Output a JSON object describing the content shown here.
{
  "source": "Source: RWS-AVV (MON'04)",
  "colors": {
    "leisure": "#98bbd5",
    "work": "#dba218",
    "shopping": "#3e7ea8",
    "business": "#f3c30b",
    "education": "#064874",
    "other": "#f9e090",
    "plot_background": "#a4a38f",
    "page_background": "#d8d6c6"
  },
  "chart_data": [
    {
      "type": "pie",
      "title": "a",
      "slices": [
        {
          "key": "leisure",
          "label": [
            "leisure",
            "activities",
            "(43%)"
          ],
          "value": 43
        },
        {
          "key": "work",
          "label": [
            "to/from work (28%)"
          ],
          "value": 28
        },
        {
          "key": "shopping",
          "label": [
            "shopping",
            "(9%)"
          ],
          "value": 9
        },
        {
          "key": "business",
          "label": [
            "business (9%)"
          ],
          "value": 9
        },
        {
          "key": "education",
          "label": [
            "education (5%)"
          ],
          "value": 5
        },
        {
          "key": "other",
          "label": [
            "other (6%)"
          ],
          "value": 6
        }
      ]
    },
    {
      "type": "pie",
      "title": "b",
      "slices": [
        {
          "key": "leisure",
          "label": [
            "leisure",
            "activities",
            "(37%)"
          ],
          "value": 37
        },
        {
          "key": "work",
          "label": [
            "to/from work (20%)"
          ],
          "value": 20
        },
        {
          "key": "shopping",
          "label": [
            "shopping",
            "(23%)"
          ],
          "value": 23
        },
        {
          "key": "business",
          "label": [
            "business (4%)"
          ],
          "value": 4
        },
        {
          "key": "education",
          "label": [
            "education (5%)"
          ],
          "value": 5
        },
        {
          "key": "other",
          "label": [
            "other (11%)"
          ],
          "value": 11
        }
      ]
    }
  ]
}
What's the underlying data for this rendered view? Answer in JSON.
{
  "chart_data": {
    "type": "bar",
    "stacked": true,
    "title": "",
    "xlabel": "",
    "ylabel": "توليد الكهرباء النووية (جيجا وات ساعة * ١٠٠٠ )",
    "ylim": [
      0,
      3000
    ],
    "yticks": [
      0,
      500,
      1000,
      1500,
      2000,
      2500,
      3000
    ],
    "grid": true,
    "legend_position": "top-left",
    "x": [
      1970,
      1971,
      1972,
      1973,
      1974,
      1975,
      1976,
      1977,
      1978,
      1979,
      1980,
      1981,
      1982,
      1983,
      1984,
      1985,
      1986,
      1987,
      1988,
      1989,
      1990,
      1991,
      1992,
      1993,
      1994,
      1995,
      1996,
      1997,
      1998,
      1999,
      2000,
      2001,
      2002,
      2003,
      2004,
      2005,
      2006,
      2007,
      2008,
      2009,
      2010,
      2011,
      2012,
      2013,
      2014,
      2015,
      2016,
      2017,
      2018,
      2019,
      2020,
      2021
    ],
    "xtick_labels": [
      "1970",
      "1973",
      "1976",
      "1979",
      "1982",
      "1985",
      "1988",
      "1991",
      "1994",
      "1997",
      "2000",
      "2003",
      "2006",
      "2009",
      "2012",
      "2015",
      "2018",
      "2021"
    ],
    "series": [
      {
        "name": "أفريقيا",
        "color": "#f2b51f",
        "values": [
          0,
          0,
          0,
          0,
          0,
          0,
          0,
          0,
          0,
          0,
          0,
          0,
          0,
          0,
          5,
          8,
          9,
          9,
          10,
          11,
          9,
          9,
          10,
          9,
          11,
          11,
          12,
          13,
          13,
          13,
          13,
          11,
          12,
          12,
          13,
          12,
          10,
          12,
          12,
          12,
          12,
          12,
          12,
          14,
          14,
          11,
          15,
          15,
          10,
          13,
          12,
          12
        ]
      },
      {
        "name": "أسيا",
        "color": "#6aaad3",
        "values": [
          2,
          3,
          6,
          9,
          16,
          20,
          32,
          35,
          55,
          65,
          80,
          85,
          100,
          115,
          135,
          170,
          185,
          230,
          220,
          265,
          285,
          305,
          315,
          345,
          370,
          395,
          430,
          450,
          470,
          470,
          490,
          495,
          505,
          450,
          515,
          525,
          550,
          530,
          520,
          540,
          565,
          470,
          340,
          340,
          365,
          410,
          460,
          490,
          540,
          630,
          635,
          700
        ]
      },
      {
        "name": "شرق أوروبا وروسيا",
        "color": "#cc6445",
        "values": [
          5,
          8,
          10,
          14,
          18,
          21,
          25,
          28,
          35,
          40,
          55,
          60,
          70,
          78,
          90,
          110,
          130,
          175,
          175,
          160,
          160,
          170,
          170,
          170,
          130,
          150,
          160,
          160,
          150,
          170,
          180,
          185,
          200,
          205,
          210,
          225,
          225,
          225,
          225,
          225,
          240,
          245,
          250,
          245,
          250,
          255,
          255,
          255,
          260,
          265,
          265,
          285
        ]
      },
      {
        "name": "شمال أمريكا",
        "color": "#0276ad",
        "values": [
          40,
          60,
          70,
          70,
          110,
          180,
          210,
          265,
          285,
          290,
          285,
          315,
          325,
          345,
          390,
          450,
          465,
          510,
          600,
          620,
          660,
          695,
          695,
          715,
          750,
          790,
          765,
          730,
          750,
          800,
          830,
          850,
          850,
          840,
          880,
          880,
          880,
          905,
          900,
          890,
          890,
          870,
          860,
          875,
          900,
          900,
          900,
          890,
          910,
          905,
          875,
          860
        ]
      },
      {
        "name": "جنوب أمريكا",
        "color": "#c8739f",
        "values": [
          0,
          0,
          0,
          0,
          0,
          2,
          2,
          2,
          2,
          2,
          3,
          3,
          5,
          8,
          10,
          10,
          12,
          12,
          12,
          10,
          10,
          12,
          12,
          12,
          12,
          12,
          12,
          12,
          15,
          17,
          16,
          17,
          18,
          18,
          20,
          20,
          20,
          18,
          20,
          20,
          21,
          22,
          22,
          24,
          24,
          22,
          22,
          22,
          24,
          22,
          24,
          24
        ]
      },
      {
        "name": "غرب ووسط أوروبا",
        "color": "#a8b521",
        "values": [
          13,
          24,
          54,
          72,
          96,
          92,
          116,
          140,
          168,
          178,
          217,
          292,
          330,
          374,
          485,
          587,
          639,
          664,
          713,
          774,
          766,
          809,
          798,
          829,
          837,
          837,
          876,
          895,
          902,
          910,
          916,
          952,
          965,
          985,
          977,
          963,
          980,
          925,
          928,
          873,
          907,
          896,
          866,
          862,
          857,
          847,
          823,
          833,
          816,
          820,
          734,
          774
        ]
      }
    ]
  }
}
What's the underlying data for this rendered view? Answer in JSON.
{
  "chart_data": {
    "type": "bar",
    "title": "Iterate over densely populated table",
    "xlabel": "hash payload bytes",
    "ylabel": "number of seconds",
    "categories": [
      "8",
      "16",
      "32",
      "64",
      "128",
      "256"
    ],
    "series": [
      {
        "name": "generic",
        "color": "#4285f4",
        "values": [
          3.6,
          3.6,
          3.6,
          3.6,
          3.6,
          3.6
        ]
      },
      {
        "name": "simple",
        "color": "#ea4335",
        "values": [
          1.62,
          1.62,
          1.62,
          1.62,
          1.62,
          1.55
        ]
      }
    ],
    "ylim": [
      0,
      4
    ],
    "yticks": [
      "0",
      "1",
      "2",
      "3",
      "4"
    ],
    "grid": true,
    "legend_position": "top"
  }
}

########

Every line above should be written out again exactly as it stands.

Output a JSON object describing the content shown here.
{
  "source": "Source: RWS-AVV (MON'04)",
  "colors": {
    "leisure": "#98bbd5",
    "work": "#dba218",
    "shopping": "#3e7ea8",
    "business": "#f3c30b",
    "education": "#064874",
    "other": "#f9e090",
    "plot_background": "#a4a38f",
    "page_background": "#d8d6c6"
  },
  "chart_data": [
    {
      "type": "pie",
      "title": "a",
      "slices": [
        {
          "key": "leisure",
          "label": [
            "leisure",
            "activities",
            "(43%)"
          ],
          "value": 43
        },
        {
          "key": "work",
          "label": [
            "to/from work (28%)"
          ],
          "value": 28
        },
        {
          "key": "shopping",
          "label": [
            "shopping",
            "(9%)"
          ],
          "value": 9
        },
        {
          "key": "business",
          "label": [
            "business (9%)"
          ],
          "value": 9
        },
        {
          "key": "education",
          "label": [
            "education (5%)"
          ],
          "value": 5
        },
        {
          "key": "other",
          "label": [
            "other (6%)"
          ],
          "value": 6
        }
      ]
    },
    {
      "type": "pie",
      "title": "b",
      "slices": [
        {
          "key": "leisure",
          "label": [
            "leisure",
            "activities",
            "(37%)"
          ],
          "value": 37
        },
        {
          "key": "work",
          "label": [
            "to/from work (20%)"
          ],
          "value": 20
        },
        {
          "key": "shopping",
          "label": [
            "shopping",
            "(23%)"
          ],
          "value": 23
        },
        {
          "key": "business",
          "label": [
            "business (4%)"
          ],
          "value": 4
        },
        {
          "key": "education",
          "label": [
            "education (5%)"
          ],
          "value": 5
        },
        {
          "key": "other",
          "label": [
            "other (11%)"
          ],
          "value": 11
        }
      ]
    }
  ]
}
What's the underlying data for this rendered view? Answer in JSON.
{
  "chart_data": {
    "type": "bar",
    "stacked": true,
    "title": "",
    "xlabel": "",
    "ylabel": "توليد الكهرباء النووية (جيجا وات ساعة * ١٠٠٠ )",
    "ylim": [
      0,
      3000
    ],
    "yticks": [
      0,
      500,
      1000,
      1500,
      2000,
      2500,
      3000
    ],
    "grid": true,
    "legend_position": "top-left",
    "x": [
      1970,
      1971,
      1972,
      1973,
      1974,
      1975,
      1976,
      1977,
      1978,
      1979,
      1980,
      1981,
      1982,
      1983,
      1984,
      1985,
      1986,
      1987,
      1988,
      1989,
      1990,
      1991,
      1992,
      1993,
      1994,
      1995,
      1996,
      1997,
      1998,
      1999,
      2000,
      2001,
      2002,
      2003,
      2004,
      2005,
      2006,
      2007,
      2008,
      2009,
      2010,
      2011,
      2012,
      2013,
      2014,
      2015,
      2016,
      2017,
      2018,
      2019,
      2020,
      2021
    ],
    "xtick_labels": [
      "1970",
      "1973",
      "1976",
      "1979",
      "1982",
      "1985",
      "1988",
      "1991",
      "1994",
      "1997",
      "2000",
      "2003",
      "2006",
      "2009",
      "2012",
      "2015",
      "2018",
      "2021"
    ],
    "series": [
      {
        "name": "أفريقيا",
        "color": "#f2b51f",
        "values": [
          0,
          0,
          0,
          0,
          0,
          0,
          0,
          0,
          0,
          0,
          0,
          0,
          0,
          0,
          5,
          8,
          9,
          9,
          10,
          11,
          9,
          9,
          10,
          9,
          11,
          11,
          12,
          13,
          13,
          13,
          13,
          11,
          12,
          12,
          13,
          12,
          10,
          12,
          12,
          12,
          12,
          12,
          12,
          14,
          14,
          11,
          15,
          15,
          10,
          13,
          12,
          12
        ]
      },
      {
        "name": "أسيا",
        "color": "#6aaad3",
        "values": [
          2,
          3,
          6,
          9,
          16,
          20,
          32,
          35,
          55,
          65,
          80,
          85,
          100,
          115,
          135,
          170,
          185,
          230,
          220,
          265,
          285,
          305,
          315,
          345,
          370,
          395,
          430,
          450,
          470,
          470,
          490,
          495,
          505,
          450,
          515,
          525,
          550,
          530,
          520,
          540,
          565,
          470,
          340,
          340,
          365,
          410,
          460,
          490,
          540,
          630,
          635,
          700
        ]
      },
      {
        "name": "شرق أوروبا وروسيا",
        "color": "#cc6445",
        "values": [
          5,
          8,
          10,
          14,
          18,
          21,
          25,
          28,
          35,
          40,
          55,
          60,
          70,
          78,
          90,
          110,
          130,
          175,
          175,
          160,
          160,
          170,
          170,
          170,
          130,
          150,
          160,
          160,
          150,
          170,
          180,
          185,
          200,
          205,
          210,
          225,
          225,
          225,
          225,
          225,
          240,
          245,
          250,
          245,
          250,
          255,
          255,
          255,
          260,
          265,
          265,
          285
        ]
      },
      {
        "name": "شمال أمريكا",
        "color": "#0276ad",
        "values": [
          40,
          60,
          70,
          70,
          110,
          180,
          210,
          265,
          285,
          290,
          285,
          315,
          325,
          345,
          390,
          450,
          465,
          510,
          600,
          620,
          660,
          695,
          695,
          715,
          750,
          790,
          765,
          730,
          750,
          800,
          830,
          850,
          850,
          840,
          880,
          880,
          880,
          905,
          900,
          890,
          890,
          870,
          860,
          875,
          900,
          900,
          900,
          890,
          910,
          905,
          875,
          860
        ]
      },
      {
        "name": "جنوب أمريكا",
        "color": "#c8739f",
        "values": [
          0,
          0,
          0,
          0,
          0,
          2,
          2,
          2,
          2,
          2,
          3,
          3,
          5,
          8,
          10,
          10,
          12,
          12,
          12,
          10,
          10,
          12,
          12,
          12,
          12,
          12,
          12,
          12,
          15,
          17,
          16,
          17,
          18,
          18,
          20,
          20,
          20,
          18,
          20,
          20,
          21,
          22,
          22,
          24,
          24,
          22,
          22,
          22,
          24,
          22,
          24,
          24
        ]
      },
      {
        "name": "غرب ووسط أوروبا",
        "color": "#a8b521",
        "values": [
          13,
          24,
          54,
          72,
          96,
          92,
          116,
          140,
          168,
          178,
          217,
          292,
          330,
          374,
          485,
          587,
          639,
          664,
          713,
          774,
          766,
          809,
          798,
          829,
          837,
          837,
          876,
          895,
          902,
          910,
          916,
          952,
          965,
          985,
          977,
          963,
          980,
          925,
          928,
          873,
          907,
          896,
          866,
          862,
          857,
          847,
          823,
          833,
          816,
          820,
          734,
          774
        ]
      }
    ]
  }
}
What's the underlying data for this rendered view? Answer in JSON.
{
  "chart_data": {
    "type": "bar",
    "title": "Iterate over densely populated table",
    "xlabel": "hash payload bytes",
    "ylabel": "number of seconds",
    "categories": [
      "8",
      "16",
      "32",
      "64",
      "128",
      "256"
    ],
    "series": [
      {
        "name": "generic",
        "color": "#4285f4",
        "values": [
          3.6,
          3.6,
          3.6,
          3.6,
          3.6,
          3.6
        ]
      },
      {
        "name": "simple",
        "color": "#ea4335",
        "values": [
          1.62,
          1.62,
          1.62,
          1.62,
          1.62,
          1.55
        ]
      }
    ],
    "ylim": [
      0,
      4
    ],
    "yticks": [
      "0",
      "1",
      "2",
      "3",
      "4"
    ],
    "grid": true,
    "legend_position": "top"
  }
}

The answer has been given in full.